**TASK GOAL:** Using the data below, copy each line that includes the word "Moderate".

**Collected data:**
* BEGIN *

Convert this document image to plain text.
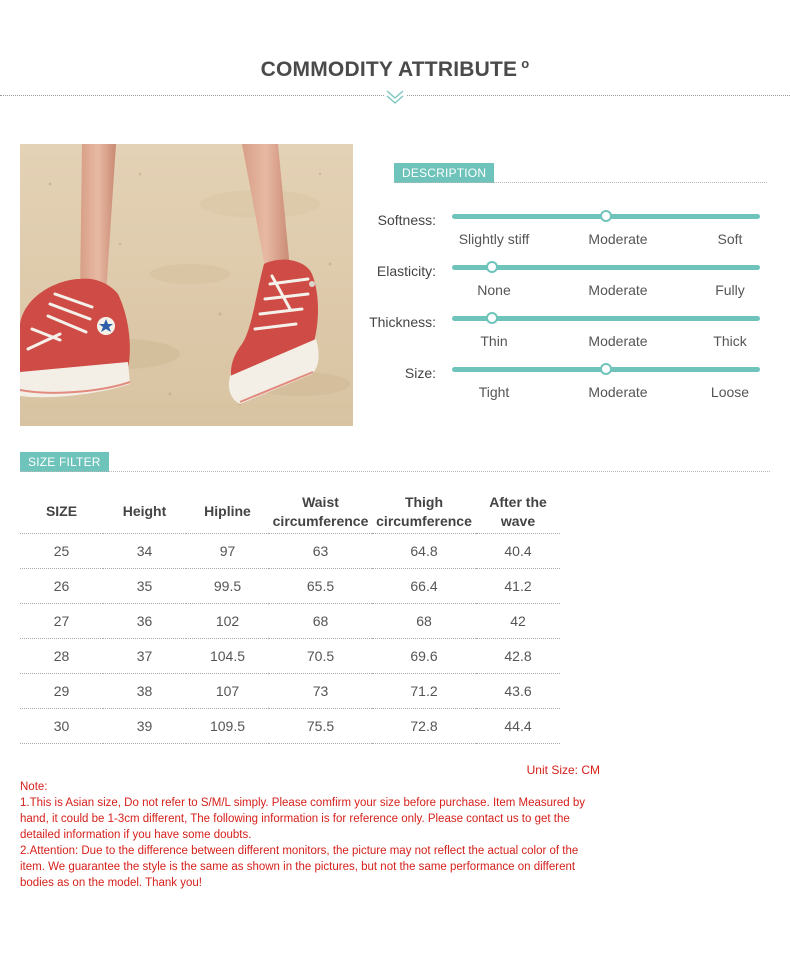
COMMODITY ATTRIBUTE $^o$
DESCRIPTION
Softness:
Slightly stiff	Moderate	Soft
Elasticity:
None	Moderate	Fully
Thickness:
Thin	Moderate	Thick
Size:
Tight	Moderate	Loose
SIZE FILTER
SIZE	Height	Hipline	Waist circumference	Thigh circumference	After the wave
25	34	97	63	64.8	40.4
26	35	99.5	65.5	66.4	41.2
27	36	102	68	68	42
28	37	104.5	70.5	69.6	42.8
29	38	107	73	71.2	43.6
30	39	109.5	75.5	72.8	44.4
Unit Size: CM

Note:

1.This is Asian size, Do not refer to S/M/L simply. Please comfirm your size before purchase. Item Measured by hand, it could be 1-3cm different, The following information is for reference only. Please contact us to get the detailed information if you have some doubts.

2.Attention: Due to the difference between different monitors, the picture may not reflect the actual color of the item. We guarantee the style is the same as shown in the pictures, but not the same performance on different bodies as on the model. Thank you!
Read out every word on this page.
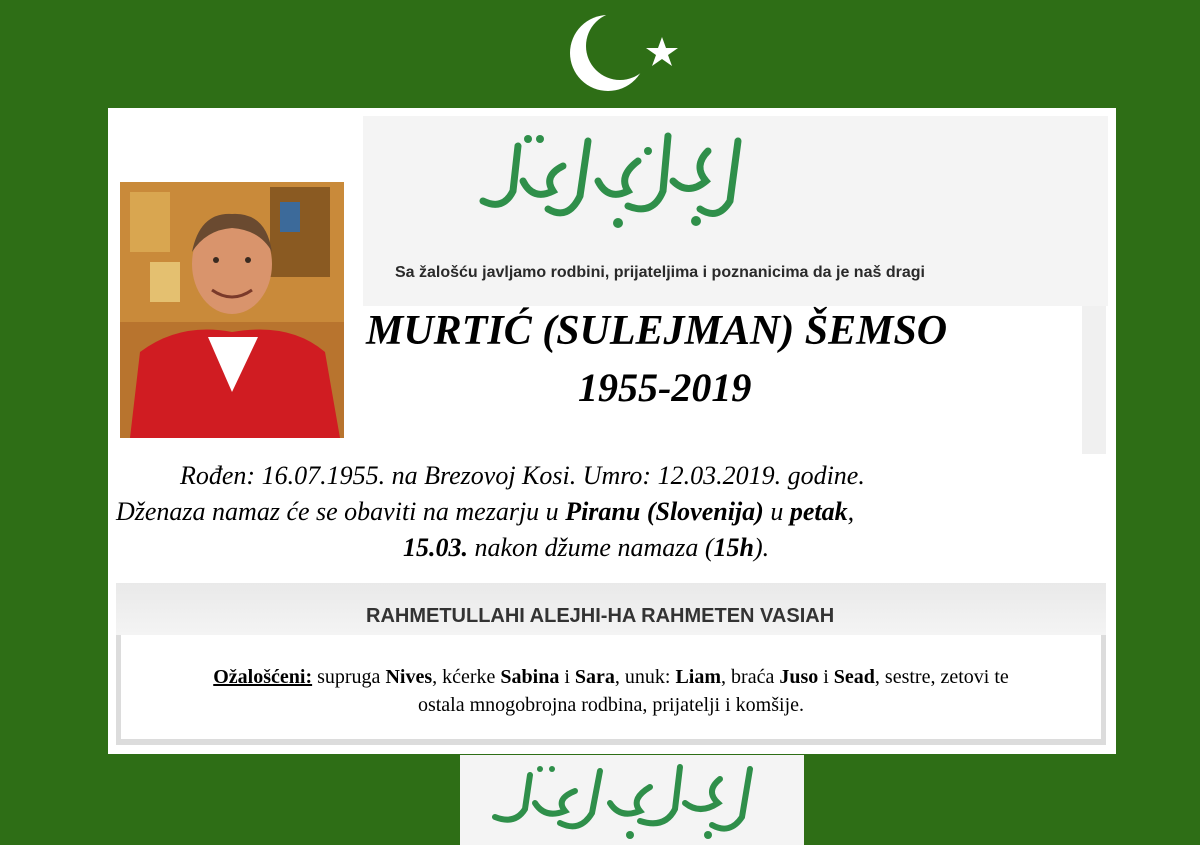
Sa žalošću javljamo rodbini, prijateljima i poznanicima da je naš dragi
MURTIĆ (SULEJMAN) ŠEMSO
1955-2019
Rođen: 16.07.1955. na Brezovoj Kosi. Umro: 12.03.2019. godine.
Dženaza namaz će se obaviti na mezarju u Piranu (Slovenija) u petak,
15.03. nakon džume namaza (15h).
RAHMETULLAHI ALEJHI-HA RAHMETEN VASIAH
Ožalošćeni: supruga Nives, kćerke Sabina i Sara, unuk: Liam, braća Juso i Sead, sestre, zetovi te
ostala mnogobrojna rodbina, prijatelji i komšije.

* END *

**ANSWER FOR THIS EXERCISE:**
Slightly stiff	Moderate	Soft
None	Moderate	Fully
Thin	Moderate	Thick
Tight	Moderate	Loose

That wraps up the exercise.